**Given exercise:** In the news report below on the Sutlej water release, list every action that Muzammil Hussain says India is trying to take against Pakistan in his quoted remark.

India, however, rejected the claim saying that under the terms of a water treaty between the two nations it had informed Pakistan about the release of excess water late on Monday when it crossed a certain threshold.

Relations between the neighbors, already hostile, have been further strained over India’s decision this month to revoke the special status of its portion of the Kashmir region that both countries claim. Pakistan reacted with fury, cutting transport and trade links and expelling India’s ambassador in retaliation.

Islamabad said the unexpected release of water into the River Sutlej that flows from India to Pakistan was part of an attempt by New Delhi to flout the longstanding treaty between the countries.

“They try to isolate diplomatically, they try to strangulate economically, they’re trying to strangulate our water resources – and water automatically will have an impact on your economy, your agriculture and your irrigation,” Muzammil Hussain, chairman of the Pakistani government’s Water and Power Development Authority (WAPDA), told Reuters.

India was using its position upstream to wage “fifth-generation warfare” on the country, said Hussain.

India’s federal water resources ministry told Reuters late on Monday that under the treaty advance information needs to be given in a situation when “extraordinary discharges of water from reservoirs and flood flows” could harm the other party.

Until today no such extraordinary discharges had been observed on the Indian side in the current flood season. At 1900 IST (1330 GMT), the flow of Sutlej river reached the threshold level of high flood and the same was conveyed to Pakistan, the ministry said in a statement, adding that it is committed to the treaty.

Pakistani emergency authorities were preparing for minor flooding in several areas in Punjab state on Monday as a result of the unexpected rise in water flow, though it was not clear if any had occurred.

**Rows:**
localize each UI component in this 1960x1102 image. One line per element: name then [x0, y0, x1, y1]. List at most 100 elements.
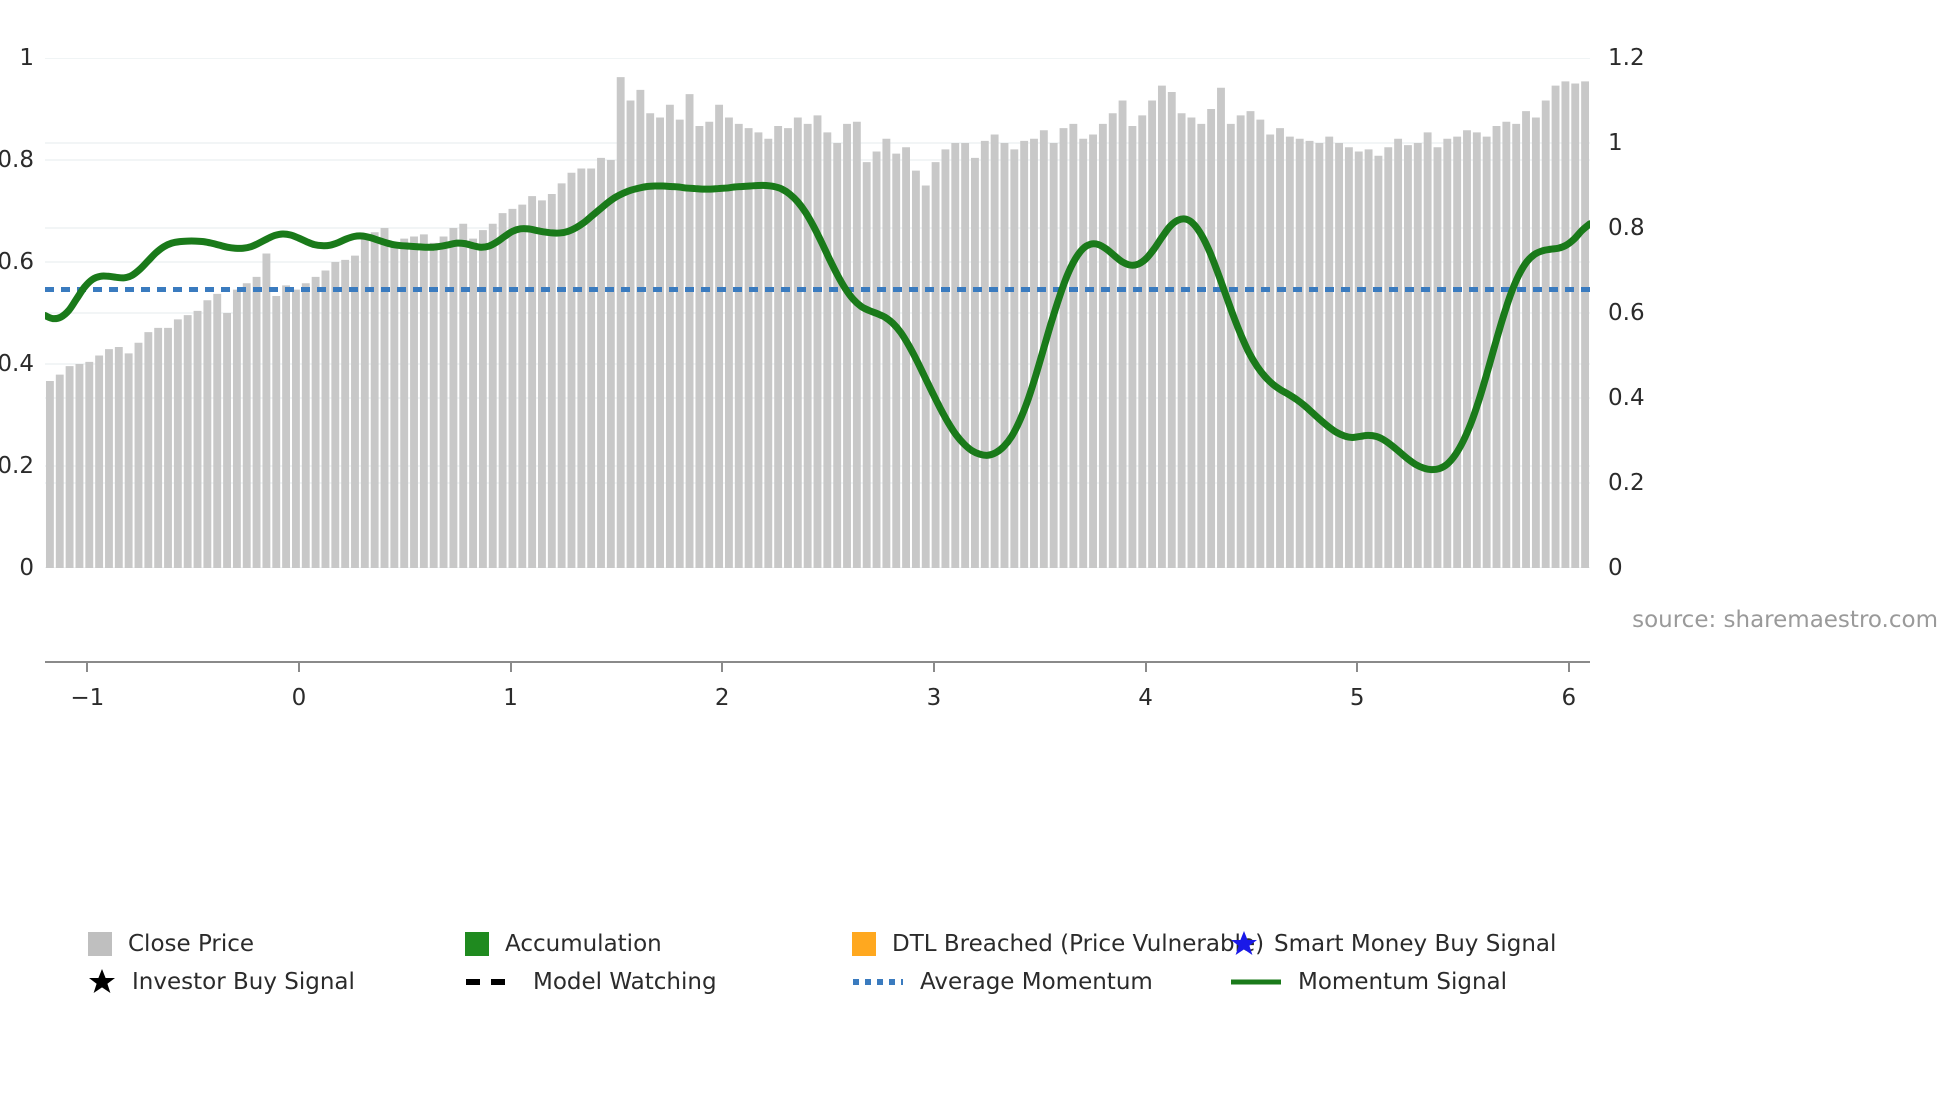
close-price-bar	[242, 283, 251, 568]
close-price-bar	[1384, 147, 1393, 568]
close-price-bar	[1069, 123, 1078, 568]
close-price-bar	[164, 327, 172, 568]
solid-line-icon	[1231, 979, 1281, 985]
close-price-bar	[1541, 100, 1550, 568]
x-axis-tick-mark	[1356, 661, 1359, 672]
square-swatch-icon	[465, 932, 489, 956]
close-price-bar	[1217, 87, 1225, 568]
close-price-bar	[1266, 134, 1275, 568]
y-axis-right: 0 0.2 0.4 0.6 0.8 1 1.2	[1608, 45, 1728, 581]
close-price-bar	[980, 140, 989, 568]
close-price-bar	[105, 349, 113, 568]
close-price-bar	[459, 223, 468, 568]
close-price-bar	[577, 168, 586, 568]
square-swatch	[88, 930, 112, 958]
legend-item-label: DTL Breached (Price Vulnerable)	[892, 931, 1265, 957]
chart-canvas	[45, 58, 1590, 568]
close-price-bar	[508, 208, 517, 568]
legend-item[interactable]: Momentum Signal	[1230, 963, 1507, 1001]
close-price-bar	[784, 128, 792, 568]
legend-item-label: Average Momentum	[920, 969, 1153, 995]
close-price-bar	[203, 300, 212, 568]
close-price-bar	[636, 89, 645, 568]
legend-item[interactable]: DTL Breached (Price Vulnerable)	[852, 925, 1264, 963]
close-price-bar	[862, 162, 871, 568]
close-price-bar	[429, 242, 438, 568]
close-price-bar	[1463, 130, 1471, 568]
legend-item[interactable]: Accumulation	[465, 925, 662, 963]
close-price-bar	[1305, 140, 1314, 568]
close-price-bar	[1374, 155, 1383, 568]
y-axis-left: 0 0.2 0.4 0.6 0.8 1	[0, 45, 34, 581]
close-price-bar	[1020, 140, 1029, 568]
close-price-bar	[1246, 111, 1255, 568]
close-price-bar	[75, 364, 84, 568]
close-price-bar	[488, 223, 497, 568]
y-axis-right-tick-label: 0.6	[1608, 300, 1645, 326]
solid-line	[1230, 968, 1282, 996]
close-price-bar	[1344, 147, 1353, 568]
x-axis-tick-mark	[1144, 661, 1147, 672]
close-price-bar	[587, 168, 596, 568]
momentum-signal-line	[45, 181, 1590, 474]
close-price-bar	[341, 259, 350, 568]
dotted-line-icon	[853, 979, 903, 985]
close-price-bar	[990, 134, 999, 568]
close-price-bar	[813, 115, 822, 568]
y-axis-left-tick-label: 1	[19, 45, 34, 71]
dotted-line	[852, 968, 904, 996]
close-price-bar	[931, 162, 940, 568]
close-price-bar	[1157, 85, 1166, 568]
close-price-bar	[538, 200, 546, 568]
close-price-bar	[45, 381, 54, 568]
x-axis-tick-label: 3	[926, 685, 942, 711]
close-price-bar	[134, 342, 143, 568]
legend-item[interactable]: Close Price	[88, 925, 254, 963]
close-price-bar	[616, 77, 625, 568]
legend-item[interactable]: Average Momentum	[852, 963, 1153, 1001]
close-price-bar	[1581, 81, 1590, 568]
dashed-line-icon	[466, 979, 516, 985]
close-price-bar	[1325, 136, 1334, 568]
close-price-bar	[331, 262, 340, 568]
x-axis-line	[45, 661, 1590, 663]
close-price-bar	[1512, 123, 1521, 568]
close-price-bar	[419, 234, 428, 568]
close-price-bar	[223, 313, 231, 568]
close-price-bar	[272, 296, 281, 568]
close-price-bar	[803, 123, 812, 568]
square-swatch-icon	[88, 932, 112, 956]
close-price-bar	[882, 138, 891, 568]
close-price-bar	[1561, 81, 1570, 568]
close-price-bar	[193, 310, 202, 568]
close-price-bar	[144, 332, 153, 568]
legend-item-label: Momentum Signal	[1298, 969, 1508, 995]
y-axis-right-tick-label: 0.4	[1608, 385, 1645, 411]
close-price-bar	[567, 172, 576, 568]
close-price-bar	[183, 315, 192, 568]
close-price-bar	[872, 151, 881, 568]
close-price-bar	[282, 285, 291, 568]
close-price-bar	[1197, 123, 1206, 568]
y-axis-left-tick-label: 0.8	[0, 147, 34, 173]
y-axis-right-tick-label: 1.2	[1608, 45, 1645, 71]
close-price-bar	[1472, 132, 1481, 568]
close-price-bar	[1571, 83, 1580, 568]
legend-item[interactable]: Model Watching	[465, 963, 717, 1001]
legend-item[interactable]: Investor Buy Signal	[88, 963, 355, 1001]
legend-item[interactable]: Smart Money Buy Signal	[1230, 925, 1556, 963]
x-axis-tick-mark	[932, 661, 935, 672]
y-axis-left-tick-label: 0	[19, 555, 34, 581]
close-price-bar	[1413, 143, 1422, 568]
close-price-bar	[380, 228, 389, 568]
plot-area	[45, 58, 1590, 568]
square-swatch-icon	[852, 932, 876, 956]
close-price-bar	[764, 138, 773, 568]
legend-row-primary: Close Price Accumulation DTL Breached (Pri…	[0, 925, 1960, 963]
close-price-bar	[656, 117, 664, 568]
legend-item-label: Smart Money Buy Signal	[1274, 931, 1557, 957]
x-axis-tick-mark	[509, 661, 512, 672]
close-price-bar	[1443, 138, 1452, 568]
close-price-bar	[154, 327, 163, 568]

**Exercise output:**
- Isolate Pakistan diplomatically
- Strangulate it economically
- Strangulate its water resources